====== Material for this exercise

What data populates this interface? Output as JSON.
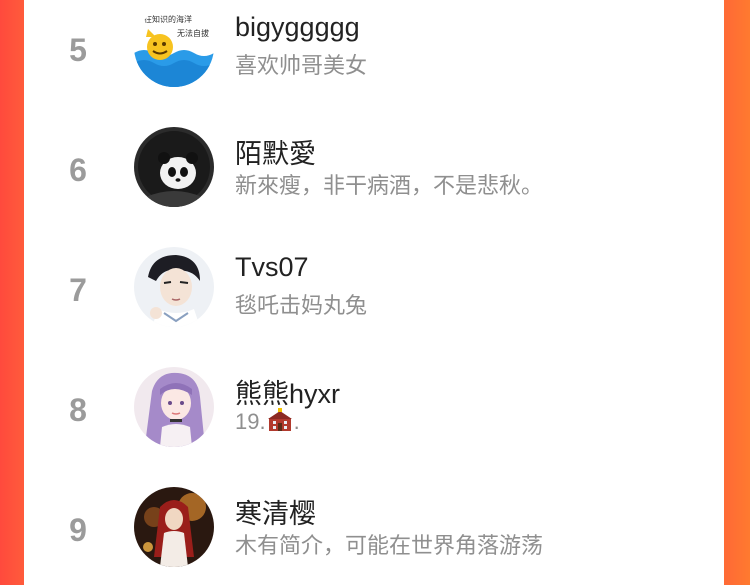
{
  "ranking": {
    "items": [
      {
        "rank": "5",
        "name": "bigyggggg",
        "bio": "喜欢帅哥美女",
        "avatar_text_1": "在知识的海洋",
        "avatar_text_2": "无法自拔"
      },
      {
        "rank": "6",
        "name": "陌默愛",
        "bio": "新來瘦，非干病酒，不是悲秋。"
      },
      {
        "rank": "7",
        "name": "Tvs07",
        "bio": "毯吒击妈丸兔"
      },
      {
        "rank": "8",
        "name": "熊熊hyxr",
        "bio_prefix": "19.",
        "bio_suffix": ".",
        "bio_icon": "school-building-emoji"
      },
      {
        "rank": "9",
        "name": "寒清樱",
        "bio": "木有简介，可能在世界角落游荡"
      }
    ]
  },
  "colors": {
    "background_left": "#ff4a3d",
    "background_right": "#ff7a2f",
    "rank": "#9b9b9b",
    "name": "#222222",
    "bio": "#8f8f8f"
  }
}
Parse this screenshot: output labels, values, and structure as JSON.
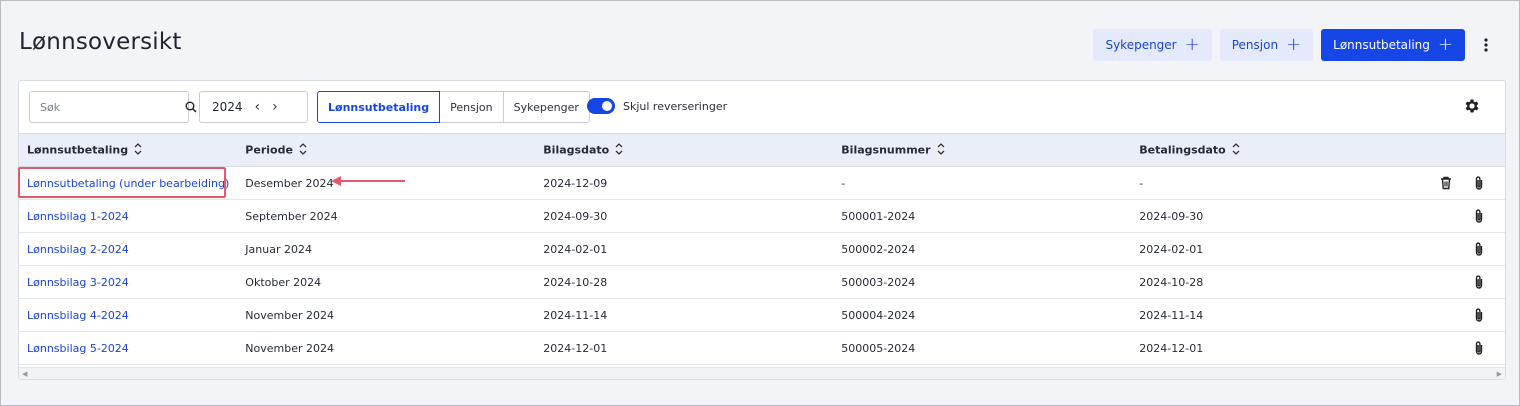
{
  "header": {
    "title": "Lønnsoversikt",
    "actions": [
      {
        "label": "Sykepenger",
        "style": "light"
      },
      {
        "label": "Pensjon",
        "style": "light"
      },
      {
        "label": "Lønnsutbetaling",
        "style": "primary"
      }
    ]
  },
  "toolbar": {
    "search_placeholder": "Søk",
    "year": "2024",
    "segments": [
      {
        "label": "Lønnsutbetaling",
        "active": true
      },
      {
        "label": "Pensjon",
        "active": false
      },
      {
        "label": "Sykepenger",
        "active": false
      }
    ],
    "toggle_label": "Skjul reverseringer",
    "toggle_on": true
  },
  "table": {
    "columns": [
      "Lønnsutbetaling",
      "Periode",
      "Bilagsdato",
      "Bilagsnummer",
      "Betalingsdato"
    ],
    "rows": [
      {
        "name": "Lønnsutbetaling (under bearbeiding)",
        "periode": "Desember 2024",
        "bilagsdato": "2024-12-09",
        "bilagsnummer": "-",
        "betalingsdato": "-",
        "delete": true
      },
      {
        "name": "Lønnsbilag 1-2024",
        "periode": "September 2024",
        "bilagsdato": "2024-09-30",
        "bilagsnummer": "500001-2024",
        "betalingsdato": "2024-09-30",
        "delete": false
      },
      {
        "name": "Lønnsbilag 2-2024",
        "periode": "Januar 2024",
        "bilagsdato": "2024-02-01",
        "bilagsnummer": "500002-2024",
        "betalingsdato": "2024-02-01",
        "delete": false
      },
      {
        "name": "Lønnsbilag 3-2024",
        "periode": "Oktober 2024",
        "bilagsdato": "2024-10-28",
        "bilagsnummer": "500003-2024",
        "betalingsdato": "2024-10-28",
        "delete": false
      },
      {
        "name": "Lønnsbilag 4-2024",
        "periode": "November 2024",
        "bilagsdato": "2024-11-14",
        "bilagsnummer": "500004-2024",
        "betalingsdato": "2024-11-14",
        "delete": false
      },
      {
        "name": "Lønnsbilag 5-2024",
        "periode": "November 2024",
        "bilagsdato": "2024-12-01",
        "bilagsnummer": "500005-2024",
        "betalingsdato": "2024-12-01",
        "delete": false
      }
    ]
  },
  "colors": {
    "primary": "#1646e6",
    "light_button": "#e4e9fb",
    "highlight": "#e35a6a",
    "link": "#1a45d6"
  },
  "icons": {
    "kebab": "more-vertical-icon",
    "search": "search-icon",
    "gear": "gear-icon",
    "trash": "trash-icon",
    "attachment": "paperclip-icon",
    "sort": "sort-icon"
  }
}
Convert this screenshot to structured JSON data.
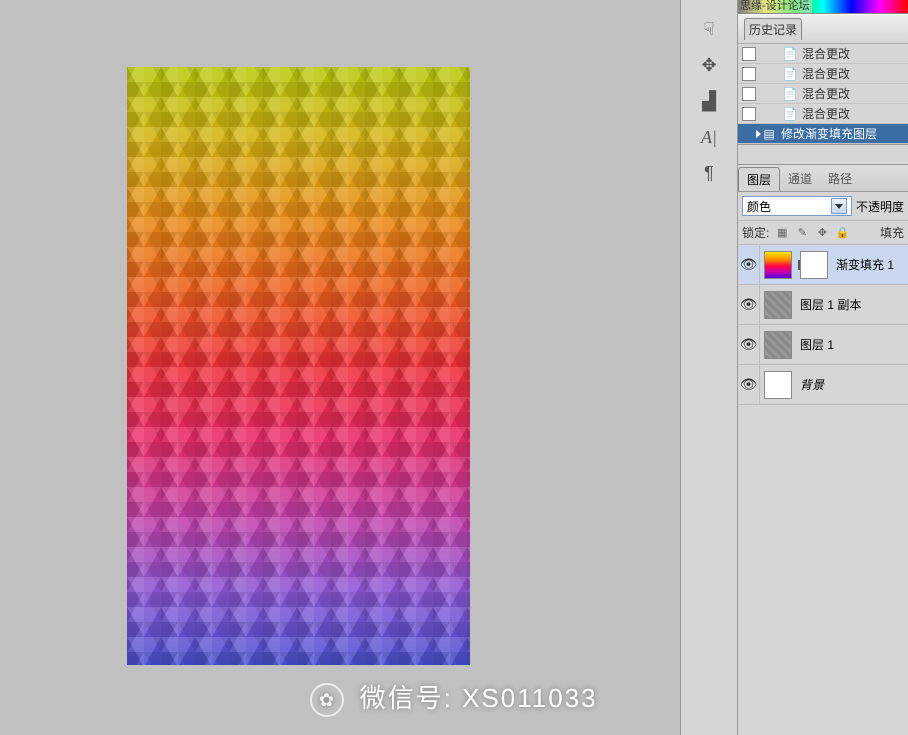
{
  "watermark_top": "思缘-设计论坛",
  "history": {
    "title": "历史记录",
    "items": [
      {
        "label": "混合更改",
        "selected": false
      },
      {
        "label": "混合更改",
        "selected": false
      },
      {
        "label": "混合更改",
        "selected": false
      },
      {
        "label": "混合更改",
        "selected": false
      },
      {
        "label": "修改渐变填充图层",
        "selected": true
      }
    ]
  },
  "layers_panel": {
    "tabs": [
      "图层",
      "通道",
      "路径"
    ],
    "active_tab": 0,
    "blend_mode": "颜色",
    "opacity_label": "不透明度",
    "lock_label": "锁定:",
    "fill_label": "填充",
    "layers": [
      {
        "name": "渐变填充 1",
        "thumb": "gradient",
        "has_mask": true,
        "selected": true,
        "visible": true,
        "italic": false
      },
      {
        "name": "图层 1 副本",
        "thumb": "gray",
        "has_mask": false,
        "selected": false,
        "visible": true,
        "italic": false
      },
      {
        "name": "图层 1",
        "thumb": "gray",
        "has_mask": false,
        "selected": false,
        "visible": true,
        "italic": false
      },
      {
        "name": "背景",
        "thumb": "white",
        "has_mask": false,
        "selected": false,
        "visible": true,
        "italic": true
      }
    ]
  },
  "tools": {
    "icons": [
      "hand-pointing-icon",
      "adjust-icon",
      "stamp-icon",
      "text-a-icon",
      "pilcrow-icon"
    ]
  },
  "caption": {
    "label_prefix": "微信号: ",
    "number": "XS011033"
  },
  "chart_data": {
    "type": "table",
    "note": "no quantitative chart present; canvas is a decorative triangle mosaic with vertical rainbow gradient"
  }
}
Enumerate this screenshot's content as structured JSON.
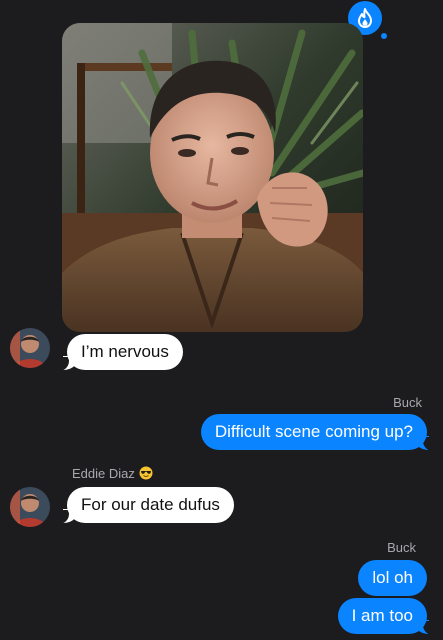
{
  "conversation": {
    "app_icon": "flame-icon",
    "photo": {
      "icon": "photo-selfie"
    },
    "messages": [
      {
        "id": "m1",
        "direction": "incoming",
        "sender": "",
        "text": "I’m nervous"
      },
      {
        "id": "m2",
        "direction": "outgoing",
        "sender": "Buck",
        "text": "Difficult scene coming up?"
      },
      {
        "id": "m3",
        "direction": "incoming",
        "sender": "Eddie Diaz",
        "sender_emoji": "smiling-face-with-sunglasses",
        "text": "For our date dufus"
      },
      {
        "id": "m4",
        "direction": "outgoing",
        "sender": "Buck",
        "text": "lol oh"
      },
      {
        "id": "m5",
        "direction": "outgoing",
        "sender": "",
        "text": "I am too"
      }
    ]
  },
  "colors": {
    "background": "#1c1c1e",
    "outgoing_bubble": "#0a84ff",
    "incoming_bubble": "#ffffff",
    "sender_label": "#a8a8ad"
  }
}
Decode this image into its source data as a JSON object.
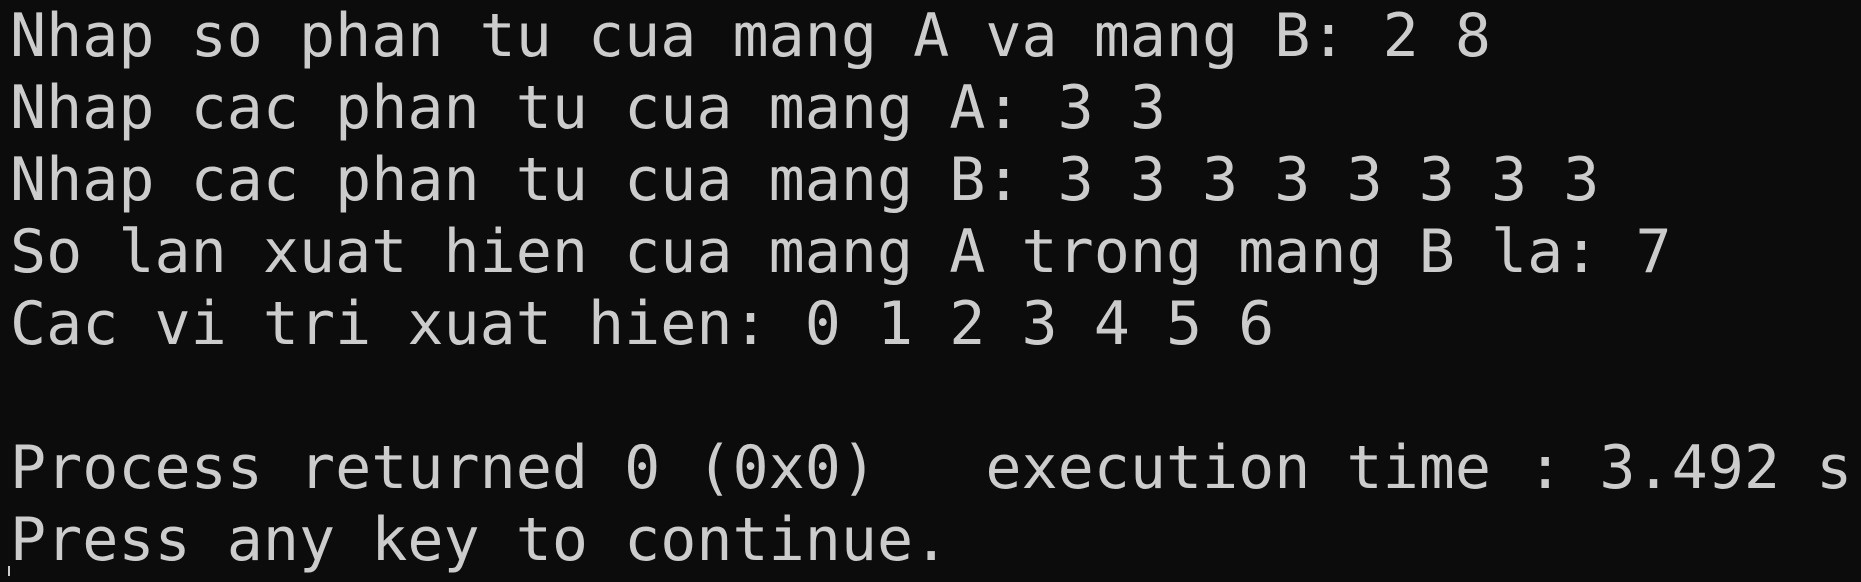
{
  "console": {
    "lines": [
      "Nhap so phan tu cua mang A va mang B: 2 8",
      "Nhap cac phan tu cua mang A: 3 3",
      "Nhap cac phan tu cua mang B: 3 3 3 3 3 3 3 3",
      "So lan xuat hien cua mang A trong mang B la: 7",
      "Cac vi tri xuat hien: 0 1 2 3 4 5 6",
      "",
      "Process returned 0 (0x0)   execution time : 3.492 s",
      "Press any key to continue."
    ]
  },
  "colors": {
    "background": "#0c0c0c",
    "text": "#cccccc"
  }
}
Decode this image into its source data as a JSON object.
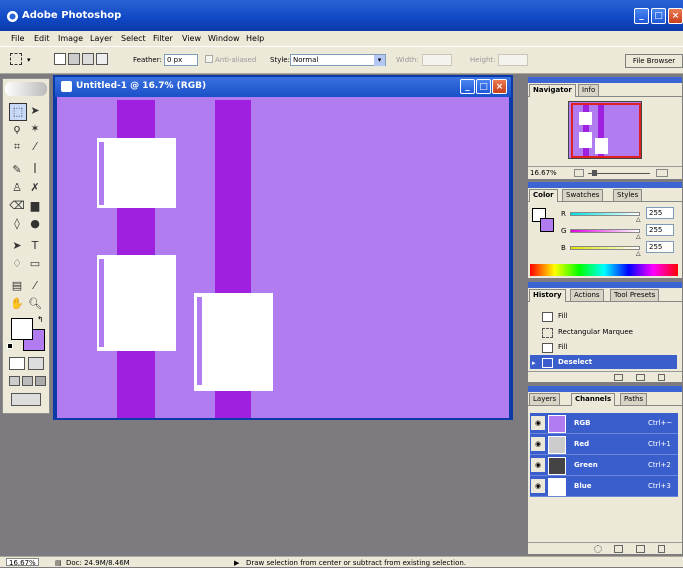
{
  "app": {
    "title": "Adobe Photoshop"
  },
  "menu": [
    "File",
    "Edit",
    "Image",
    "Layer",
    "Select",
    "Filter",
    "View",
    "Window",
    "Help"
  ],
  "options": {
    "feather_label": "Feather:",
    "feather_value": "0 px",
    "antialiased_label": "Anti-aliased",
    "style_label": "Style:",
    "style_value": "Normal",
    "width_label": "Width:",
    "height_label": "Height:",
    "file_browser": "File Browser"
  },
  "document": {
    "title": "Untitled-1 @ 16.7% (RGB)",
    "canvas_color": "#b17cf0",
    "stripe_color": "#a020e0"
  },
  "navigator": {
    "tabs": [
      "Navigator",
      "Info"
    ],
    "zoom": "16.67%"
  },
  "color_panel": {
    "tabs": [
      "Color",
      "Swatches",
      "Styles"
    ],
    "channels": [
      {
        "label": "R",
        "value": "255"
      },
      {
        "label": "G",
        "value": "255"
      },
      {
        "label": "B",
        "value": "255"
      }
    ]
  },
  "history": {
    "tabs": [
      "History",
      "Actions",
      "Tool Presets"
    ],
    "items": [
      "Fill",
      "Rectangular Marquee",
      "Fill",
      "Deselect"
    ]
  },
  "layers_panel": {
    "tabs": [
      "Layers",
      "Channels",
      "Paths"
    ],
    "channels": [
      {
        "name": "RGB",
        "shortcut": "Ctrl+~"
      },
      {
        "name": "Red",
        "shortcut": "Ctrl+1"
      },
      {
        "name": "Green",
        "shortcut": "Ctrl+2"
      },
      {
        "name": "Blue",
        "shortcut": "Ctrl+3"
      }
    ]
  },
  "status": {
    "zoom": "16.67%",
    "doc": "Doc: 24.9M/8.46M",
    "hint": "Draw selection from center or subtract from existing selection."
  }
}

============

▶ [Problem to solve] Find how many lines in the listing hold "JSON", and reply with that number only.

▶ [Complete response] 6